• **WORK TO DO**: Your task is to repeat the listing exactly.

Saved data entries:
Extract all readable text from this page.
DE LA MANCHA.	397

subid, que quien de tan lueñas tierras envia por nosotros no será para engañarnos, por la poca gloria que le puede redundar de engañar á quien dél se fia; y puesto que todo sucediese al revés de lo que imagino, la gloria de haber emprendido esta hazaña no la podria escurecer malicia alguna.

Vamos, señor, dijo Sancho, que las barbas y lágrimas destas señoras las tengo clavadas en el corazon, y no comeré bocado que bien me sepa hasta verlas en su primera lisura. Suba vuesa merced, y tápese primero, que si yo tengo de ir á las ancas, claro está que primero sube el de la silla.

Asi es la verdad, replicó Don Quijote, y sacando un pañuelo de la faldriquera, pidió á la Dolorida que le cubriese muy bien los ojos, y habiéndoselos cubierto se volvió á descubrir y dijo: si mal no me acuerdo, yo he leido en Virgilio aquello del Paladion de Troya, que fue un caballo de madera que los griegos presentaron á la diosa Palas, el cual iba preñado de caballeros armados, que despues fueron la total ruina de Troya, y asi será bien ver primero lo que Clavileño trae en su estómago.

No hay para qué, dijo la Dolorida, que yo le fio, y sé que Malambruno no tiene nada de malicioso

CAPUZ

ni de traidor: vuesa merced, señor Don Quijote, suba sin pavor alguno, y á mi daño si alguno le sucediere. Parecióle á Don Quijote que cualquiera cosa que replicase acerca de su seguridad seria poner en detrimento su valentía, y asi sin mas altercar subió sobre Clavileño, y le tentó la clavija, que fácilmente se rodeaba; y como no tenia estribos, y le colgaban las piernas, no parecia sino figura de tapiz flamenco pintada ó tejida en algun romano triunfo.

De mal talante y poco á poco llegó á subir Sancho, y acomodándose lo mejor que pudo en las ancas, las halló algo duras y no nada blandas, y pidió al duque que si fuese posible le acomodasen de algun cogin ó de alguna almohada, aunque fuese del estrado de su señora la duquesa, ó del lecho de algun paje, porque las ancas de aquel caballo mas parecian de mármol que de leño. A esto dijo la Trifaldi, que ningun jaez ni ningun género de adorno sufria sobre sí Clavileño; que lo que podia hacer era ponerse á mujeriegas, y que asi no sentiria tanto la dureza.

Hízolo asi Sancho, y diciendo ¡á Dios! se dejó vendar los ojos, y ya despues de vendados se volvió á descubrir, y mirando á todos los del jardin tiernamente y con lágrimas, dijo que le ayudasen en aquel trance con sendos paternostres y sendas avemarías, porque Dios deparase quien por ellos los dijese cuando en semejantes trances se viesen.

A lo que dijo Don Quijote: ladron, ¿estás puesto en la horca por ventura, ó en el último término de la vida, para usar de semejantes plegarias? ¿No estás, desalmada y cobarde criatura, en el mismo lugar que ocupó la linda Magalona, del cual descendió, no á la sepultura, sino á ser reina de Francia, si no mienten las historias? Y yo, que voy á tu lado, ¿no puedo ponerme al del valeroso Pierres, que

• **THE OUTPUT**:
Extract all readable text from this page.
DE LA MANCHA.	397

subid, que quien de tan lueñas tierras envia por nosotros no será para engañarnos, por la poca gloria que le puede redundar de engañar á quien dél se fia; y puesto que todo sucediese al revés de lo que imagino, la gloria de haber emprendido esta hazaña no la podria escurecer malicia alguna.

Vamos, señor, dijo Sancho, que las barbas y lágrimas destas señoras las tengo clavadas en el corazon, y no comeré bocado que bien me sepa hasta verlas en su primera lisura. Suba vuesa merced, y tápese primero, que si yo tengo de ir á las ancas, claro está que primero sube el de la silla.

Asi es la verdad, replicó Don Quijote, y sacando un pañuelo de la faldriquera, pidió á la Dolorida que le cubriese muy bien los ojos, y habiéndoselos cubierto se volvió á descubrir y dijo: si mal no me acuerdo, yo he leido en Virgilio aquello del Paladion de Troya, que fue un caballo de madera que los griegos presentaron á la diosa Palas, el cual iba preñado de caballeros armados, que despues fueron la total ruina de Troya, y asi será bien ver primero lo que Clavileño trae en su estómago.

No hay para qué, dijo la Dolorida, que yo le fio, y sé que Malambruno no tiene nada de malicioso

CAPUZ

ni de traidor: vuesa merced, señor Don Quijote, suba sin pavor alguno, y á mi daño si alguno le sucediere. Parecióle á Don Quijote que cualquiera cosa que replicase acerca de su seguridad seria poner en detrimento su valentía, y asi sin mas altercar subió sobre Clavileño, y le tentó la clavija, que fácilmente se rodeaba; y como no tenia estribos, y le colgaban las piernas, no parecia sino figura de tapiz flamenco pintada ó tejida en algun romano triunfo.

De mal talante y poco á poco llegó á subir Sancho, y acomodándose lo mejor que pudo en las ancas, las halló algo duras y no nada blandas, y pidió al duque que si fuese posible le acomodasen de algun cogin ó de alguna almohada, aunque fuese del estrado de su señora la duquesa, ó del lecho de algun paje, porque las ancas de aquel caballo mas parecian de mármol que de leño. A esto dijo la Trifaldi, que ningun jaez ni ningun género de adorno sufria sobre sí Clavileño; que lo que podia hacer era ponerse á mujeriegas, y que asi no sentiria tanto la dureza.

Hízolo asi Sancho, y diciendo ¡á Dios! se dejó vendar los ojos, y ya despues de vendados se volvió á descubrir, y mirando á todos los del jardin tiernamente y con lágrimas, dijo que le ayudasen en aquel trance con sendos paternostres y sendas avemarías, porque Dios deparase quien por ellos los dijese cuando en semejantes trances se viesen.

A lo que dijo Don Quijote: ladron, ¿estás puesto en la horca por ventura, ó en el último término de la vida, para usar de semejantes plegarias? ¿No estás, desalmada y cobarde criatura, en el mismo lugar que ocupó la linda Magalona, del cual descendió, no á la sepultura, sino á ser reina de Francia, si no mienten las historias? Y yo, que voy á tu lado, ¿no puedo ponerme al del valeroso Pierres, que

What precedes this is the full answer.